EJERCICIOS PROPUESTOS:
(1) Imprima el fragmento del texto sobre el silencio del campo que comienza con "A lo lejos, un" y continúa hasta "de soledad.".
(2) Responda, con base en el texto sobre el silencio del campo, las siguientes preguntas:
(a) ¿Qué bebida se menciona junto al abrigo como aquello a lo que invita el paisaje de lluvia?
(b) ¿Qué insecto recorre la casa pasando de un cuarto a otro?
(c) ¿A qué se asemeja el sol en la última oración?

En medio de la soledad del campo, en donde reina el silencio al que
el citadino no está acostumbrado, en donde el silencio mismo retumba, no por falta
de sonidos, sino por ausencia de ruidos.
Paisaje de páramo en época de lluvias. Las montañas nubladas en la
cumbre, cubiertas por esa suave neblina que resalta frente al gris del día, encapotado
todo, con la lluvia que eterniza el día, escampando pero sin dejar de rociar el
paisaje con una eterna llovizna que pareciera nunca terminar.
Solo invita al abrigo, un buen e hirviente tinto y mirar a través de
la ventana, dejando que los pensamientos se diluyan con el paisaje de montaña que
se tiene en frente.
Al pie, la carretera, de esas que en las fotos aparecen amarillas,
como línea imperfecta que circunda el paisaje. Esporádicamente, el sonido de un
motor que le surca, haciéndole sonar, si no tronar, irrumpiendo e interrumpiendo
la paz del silencio. Es ruido de ciudad la que abstrae de la contemplación el paisaje
de montaña e indicativo de que esa paz es para disfrutarla ya, porque en la espera
está la ciudad, un anuncio de que en algún momento se ha de volver. Lo bueno no
dura eternamente, aunque lo malo tampoco, si he de ser sincero.
Pero el silencio del campo es especial. Es silencio de que no pasa
nada, de zumbar de mosca de tierra fría que inspecciona la casa, pasando de un cuarto
a otro, zumbido que hace notar el silencio extremo en que se está.
A lo lejos, un mugido perezoso, seguido tal vez por el balar de una
madre llamando a su cordero. En los intermedios, un perro ladrando, tal vez comunicando
alguna nueva a su vecino, quien le responde y retrasmite el mensaje y en algún momento
varios de ellos, de distintos lugares se hacen oír, se dejan llevar y así como iniciaron
la conversación, así, en cualquier momento termina y solo se oye el silencio nuevamente
presente.
Entonces resurge el canto de un pájaro por allí, la respuesta de otro
de familia diferente más allá, la garza levantando vuelo, el cotorreo de un infaltable
loro. En los diferentes cantos se descubre que la lluvia cesó, pero persiste el
cielo encapotado de gris que sólo incita al abrigo, al calor, a ese tinto acompañante
de soledad.
Y en medio de ese gris, un punto de luz resurge con timidez, sol de
preludio de cambio de clima. Y es como si la vida resurgiera, los ladridos, el cotorreo,
el balar y el mugido se hacen ahora más notorios, ahogando el zumbido de esa mosca
no invitada pero que continúa su recorrido de inspección por toda la casa. En el
interludio, un piar constante que hace descubrir una gallina seguida por su última
camada, todos curiosos, descubriendo su nuevo mundo y ella pendiente de su progenie,
direccionando la expedición, reubicando a los descarriados.
En la distancia celestial, el sol pareciera un foco de trémula luz.

LÍNEAS DEL CONJUNTO:
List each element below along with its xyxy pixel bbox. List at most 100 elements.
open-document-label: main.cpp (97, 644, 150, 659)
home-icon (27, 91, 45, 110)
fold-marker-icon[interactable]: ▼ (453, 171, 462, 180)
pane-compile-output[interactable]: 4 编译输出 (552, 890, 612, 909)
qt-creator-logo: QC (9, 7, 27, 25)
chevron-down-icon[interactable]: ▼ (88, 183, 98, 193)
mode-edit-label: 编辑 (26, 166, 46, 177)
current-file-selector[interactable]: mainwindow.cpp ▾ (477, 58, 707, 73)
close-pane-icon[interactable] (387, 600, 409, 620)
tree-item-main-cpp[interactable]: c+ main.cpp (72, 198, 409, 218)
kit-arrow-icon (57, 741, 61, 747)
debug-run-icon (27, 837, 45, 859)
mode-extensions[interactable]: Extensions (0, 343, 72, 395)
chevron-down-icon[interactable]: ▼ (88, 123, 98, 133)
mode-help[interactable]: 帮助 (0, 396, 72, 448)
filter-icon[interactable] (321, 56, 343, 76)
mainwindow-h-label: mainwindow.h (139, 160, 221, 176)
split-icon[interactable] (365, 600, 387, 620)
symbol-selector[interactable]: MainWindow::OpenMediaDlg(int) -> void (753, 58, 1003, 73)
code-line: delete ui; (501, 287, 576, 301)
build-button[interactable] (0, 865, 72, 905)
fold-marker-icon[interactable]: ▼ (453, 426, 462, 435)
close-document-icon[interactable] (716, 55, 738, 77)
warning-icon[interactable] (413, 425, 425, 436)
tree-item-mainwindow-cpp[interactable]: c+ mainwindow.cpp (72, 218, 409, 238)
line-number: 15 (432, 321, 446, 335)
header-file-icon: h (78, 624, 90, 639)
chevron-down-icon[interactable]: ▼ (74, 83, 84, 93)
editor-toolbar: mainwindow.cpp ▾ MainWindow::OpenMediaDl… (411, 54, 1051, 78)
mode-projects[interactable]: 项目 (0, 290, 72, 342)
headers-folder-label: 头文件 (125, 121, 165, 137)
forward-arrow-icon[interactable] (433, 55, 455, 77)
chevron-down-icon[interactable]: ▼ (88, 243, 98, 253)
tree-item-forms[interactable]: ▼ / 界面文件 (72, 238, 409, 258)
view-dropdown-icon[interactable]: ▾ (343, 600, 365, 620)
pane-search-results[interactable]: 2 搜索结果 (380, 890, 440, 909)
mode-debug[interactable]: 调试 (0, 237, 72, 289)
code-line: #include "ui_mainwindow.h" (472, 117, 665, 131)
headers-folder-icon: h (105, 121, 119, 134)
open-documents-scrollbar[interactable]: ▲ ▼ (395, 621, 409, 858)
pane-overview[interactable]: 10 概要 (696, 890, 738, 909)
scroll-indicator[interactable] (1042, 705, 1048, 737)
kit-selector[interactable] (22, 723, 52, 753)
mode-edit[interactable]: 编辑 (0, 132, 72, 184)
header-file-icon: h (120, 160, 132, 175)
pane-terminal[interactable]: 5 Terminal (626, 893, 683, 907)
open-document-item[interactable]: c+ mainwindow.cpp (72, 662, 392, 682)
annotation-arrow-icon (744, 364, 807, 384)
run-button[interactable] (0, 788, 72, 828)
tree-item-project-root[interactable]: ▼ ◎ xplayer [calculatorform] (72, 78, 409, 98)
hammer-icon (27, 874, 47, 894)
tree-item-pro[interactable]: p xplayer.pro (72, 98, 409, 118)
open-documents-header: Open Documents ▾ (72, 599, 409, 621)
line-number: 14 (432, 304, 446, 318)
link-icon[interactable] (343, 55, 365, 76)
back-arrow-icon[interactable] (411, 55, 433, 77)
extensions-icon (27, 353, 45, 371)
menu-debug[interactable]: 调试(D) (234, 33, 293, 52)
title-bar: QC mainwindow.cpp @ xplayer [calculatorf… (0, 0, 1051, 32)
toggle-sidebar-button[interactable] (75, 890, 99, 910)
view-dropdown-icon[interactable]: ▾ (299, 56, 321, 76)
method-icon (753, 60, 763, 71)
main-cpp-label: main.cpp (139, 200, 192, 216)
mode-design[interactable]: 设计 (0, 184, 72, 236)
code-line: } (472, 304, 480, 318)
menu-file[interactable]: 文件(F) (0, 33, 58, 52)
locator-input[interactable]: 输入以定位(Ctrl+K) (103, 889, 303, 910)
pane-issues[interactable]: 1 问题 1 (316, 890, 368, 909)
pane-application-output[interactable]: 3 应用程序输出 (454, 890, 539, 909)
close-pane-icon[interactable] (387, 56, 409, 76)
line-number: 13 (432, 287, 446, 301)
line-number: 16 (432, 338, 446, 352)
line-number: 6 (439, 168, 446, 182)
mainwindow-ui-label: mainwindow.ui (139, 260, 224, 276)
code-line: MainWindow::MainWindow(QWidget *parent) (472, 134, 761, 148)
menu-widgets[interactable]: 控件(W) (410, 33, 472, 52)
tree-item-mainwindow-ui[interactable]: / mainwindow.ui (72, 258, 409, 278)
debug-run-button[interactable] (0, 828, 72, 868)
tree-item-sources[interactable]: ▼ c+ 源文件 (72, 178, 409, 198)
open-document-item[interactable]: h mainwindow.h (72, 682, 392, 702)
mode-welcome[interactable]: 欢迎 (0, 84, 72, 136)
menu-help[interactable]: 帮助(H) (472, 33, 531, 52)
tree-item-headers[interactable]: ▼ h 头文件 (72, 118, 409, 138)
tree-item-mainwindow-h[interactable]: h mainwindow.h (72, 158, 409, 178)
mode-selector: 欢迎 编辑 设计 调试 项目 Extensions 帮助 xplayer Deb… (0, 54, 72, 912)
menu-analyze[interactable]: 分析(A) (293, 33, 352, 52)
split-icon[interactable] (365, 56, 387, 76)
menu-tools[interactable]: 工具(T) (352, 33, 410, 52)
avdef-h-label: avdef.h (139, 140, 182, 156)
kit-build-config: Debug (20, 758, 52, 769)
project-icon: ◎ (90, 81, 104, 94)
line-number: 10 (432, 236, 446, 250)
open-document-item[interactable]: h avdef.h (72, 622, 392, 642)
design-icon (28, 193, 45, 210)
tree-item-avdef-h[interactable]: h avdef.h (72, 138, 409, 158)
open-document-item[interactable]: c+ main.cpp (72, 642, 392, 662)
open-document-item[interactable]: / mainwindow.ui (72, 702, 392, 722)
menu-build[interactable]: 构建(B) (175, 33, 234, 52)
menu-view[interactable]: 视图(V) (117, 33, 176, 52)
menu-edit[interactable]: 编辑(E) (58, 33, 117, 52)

RESPUESTAS POR EJERCICIO:
(1)
A lo lejos, un mugido perezoso, seguido tal vez por el balar de una
madre llamando a su cordero. En los intermedios, un perro ladrando, tal vez comunicando
alguna nueva a su vecino, quien le responde y retrasmite el mensaje y en algún momento
varios de ellos, de distintos lugares se hacen oír, se dejan llevar y así como iniciaron
la conversación, así, en cualquier momento termina y solo se oye el silencio nuevamente
presente.
Entonces resurge el canto de un pájaro por allí, la respuesta de otro
de familia diferente más allá, la garza levantando vuelo, el cotorreo de un infaltable
loro. En los diferentes cantos se descubre que la lluvia cesó, pero persiste el
cielo encapotado de gris que sólo incita al abrigo, al calor, a ese tinto acompañante
de soledad.

(2)
(a) Un buen e hirviente tinto.
(b) Una mosca de tierra fría.
(c) A un foco de trémula luz.